• **RECORDS FOR PROCESSING**

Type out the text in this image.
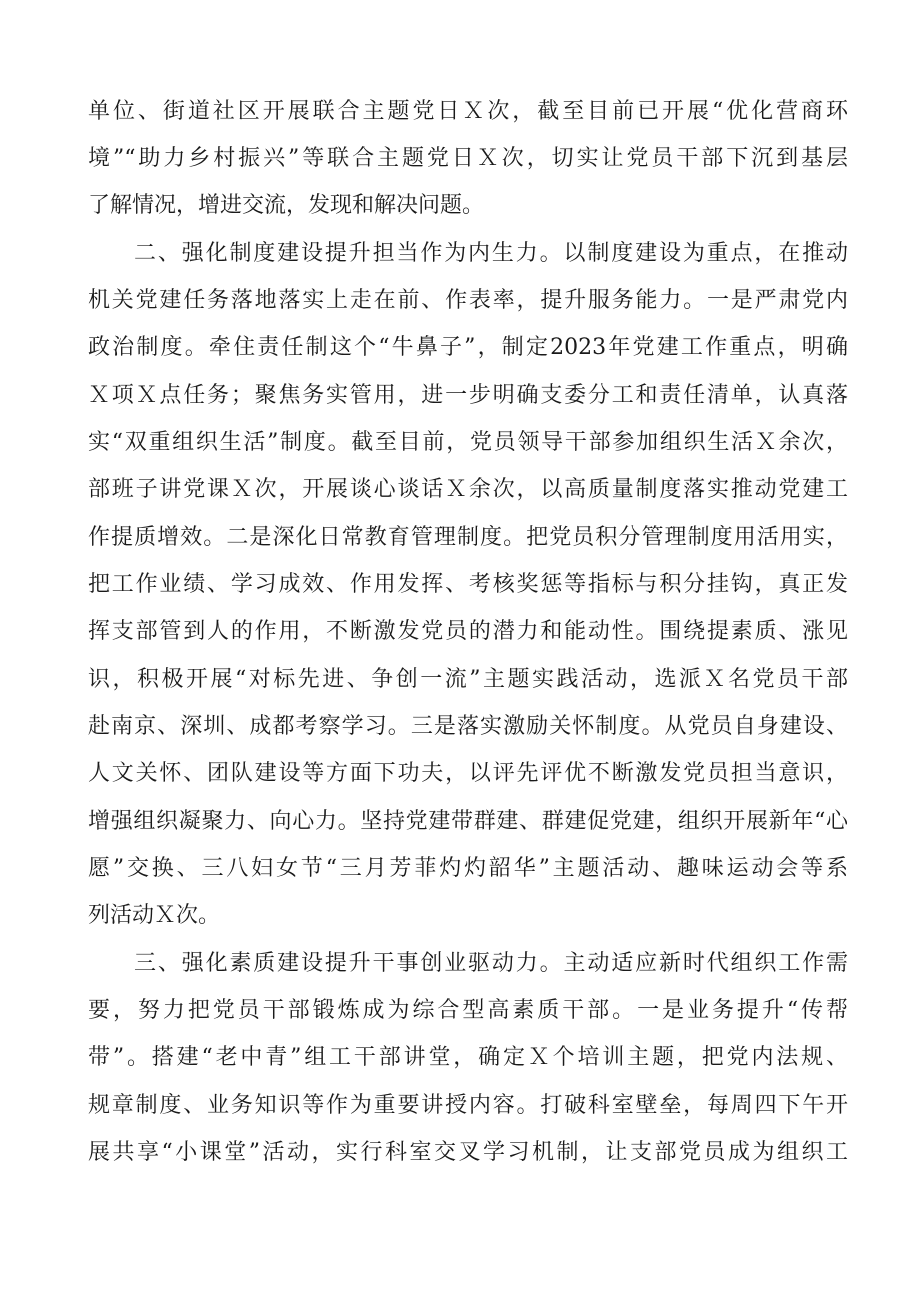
单位、街道社区开展联合主题党日Ｘ次，截至目前已开展“优化营商环
境”“助力乡村振兴”等联合主题党日Ｘ次，切实让党员干部下沉到基层
了解情况，增进交流，发现和解决问题。
二、强化制度建设提升担当作为内生力。以制度建设为重点，在推动
机关党建任务落地落实上走在前、作表率，提升服务能力。一是严肃党内
政治制度。牵住责任制这个“牛鼻子”，制定2023年党建工作重点，明确
Ｘ项Ｘ点任务；聚焦务实管用，进一步明确支委分工和责任清单，认真落
实“双重组织生活”制度。截至目前，党员领导干部参加组织生活Ｘ余次，
部班子讲党课Ｘ次，开展谈心谈话Ｘ余次，以高质量制度落实推动党建工
作提质增效。二是深化日常教育管理制度。把党员积分管理制度用活用实，
把工作业绩、学习成效、作用发挥、考核奖惩等指标与积分挂钩，真正发
挥支部管到人的作用，不断激发党员的潜力和能动性。围绕提素质、涨见
识，积极开展“对标先进、争创一流”主题实践活动，选派Ｘ名党员干部
赴南京、深圳、成都考察学习。三是落实激励关怀制度。从党员自身建设、
人文关怀、团队建设等方面下功夫，以评先评优不断激发党员担当意识，
增强组织凝聚力、向心力。坚持党建带群建、群建促党建，组织开展新年“心
愿”交换、三八妇女节“三月芳菲灼灼韶华”主题活动、趣味运动会等系
列活动Ｘ次。
三、强化素质建设提升干事创业驱动力。主动适应新时代组织工作需
要，努力把党员干部锻炼成为综合型高素质干部。一是业务提升“传帮
带”。搭建“老中青”组工干部讲堂，确定Ｘ个培训主题，把党内法规、
规章制度、业务知识等作为重要讲授内容。打破科室壁垒，每周四下午开
展共享“小课堂”活动，实行科室交叉学习机制，让支部党员成为组织工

• **TASK PROMPT**
Every line of the data should be copied as it stands, without the images.

• **COMPLETE OUTPUT**
Type out the text in this image.
单位、街道社区开展联合主题党日Ｘ次，截至目前已开展“优化营商环
境”“助力乡村振兴”等联合主题党日Ｘ次，切实让党员干部下沉到基层
了解情况，增进交流，发现和解决问题。
二、强化制度建设提升担当作为内生力。以制度建设为重点，在推动
机关党建任务落地落实上走在前、作表率，提升服务能力。一是严肃党内
政治制度。牵住责任制这个“牛鼻子”，制定2023年党建工作重点，明确
Ｘ项Ｘ点任务；聚焦务实管用，进一步明确支委分工和责任清单，认真落
实“双重组织生活”制度。截至目前，党员领导干部参加组织生活Ｘ余次，
部班子讲党课Ｘ次，开展谈心谈话Ｘ余次，以高质量制度落实推动党建工
作提质增效。二是深化日常教育管理制度。把党员积分管理制度用活用实，
把工作业绩、学习成效、作用发挥、考核奖惩等指标与积分挂钩，真正发
挥支部管到人的作用，不断激发党员的潜力和能动性。围绕提素质、涨见
识，积极开展“对标先进、争创一流”主题实践活动，选派Ｘ名党员干部
赴南京、深圳、成都考察学习。三是落实激励关怀制度。从党员自身建设、
人文关怀、团队建设等方面下功夫，以评先评优不断激发党员担当意识，
增强组织凝聚力、向心力。坚持党建带群建、群建促党建，组织开展新年“心
愿”交换、三八妇女节“三月芳菲灼灼韶华”主题活动、趣味运动会等系
列活动Ｘ次。
三、强化素质建设提升干事创业驱动力。主动适应新时代组织工作需
要，努力把党员干部锻炼成为综合型高素质干部。一是业务提升“传帮
带”。搭建“老中青”组工干部讲堂，确定Ｘ个培训主题，把党内法规、
规章制度、业务知识等作为重要讲授内容。打破科室壁垒，每周四下午开
展共享“小课堂”活动，实行科室交叉学习机制，让支部党员成为组织工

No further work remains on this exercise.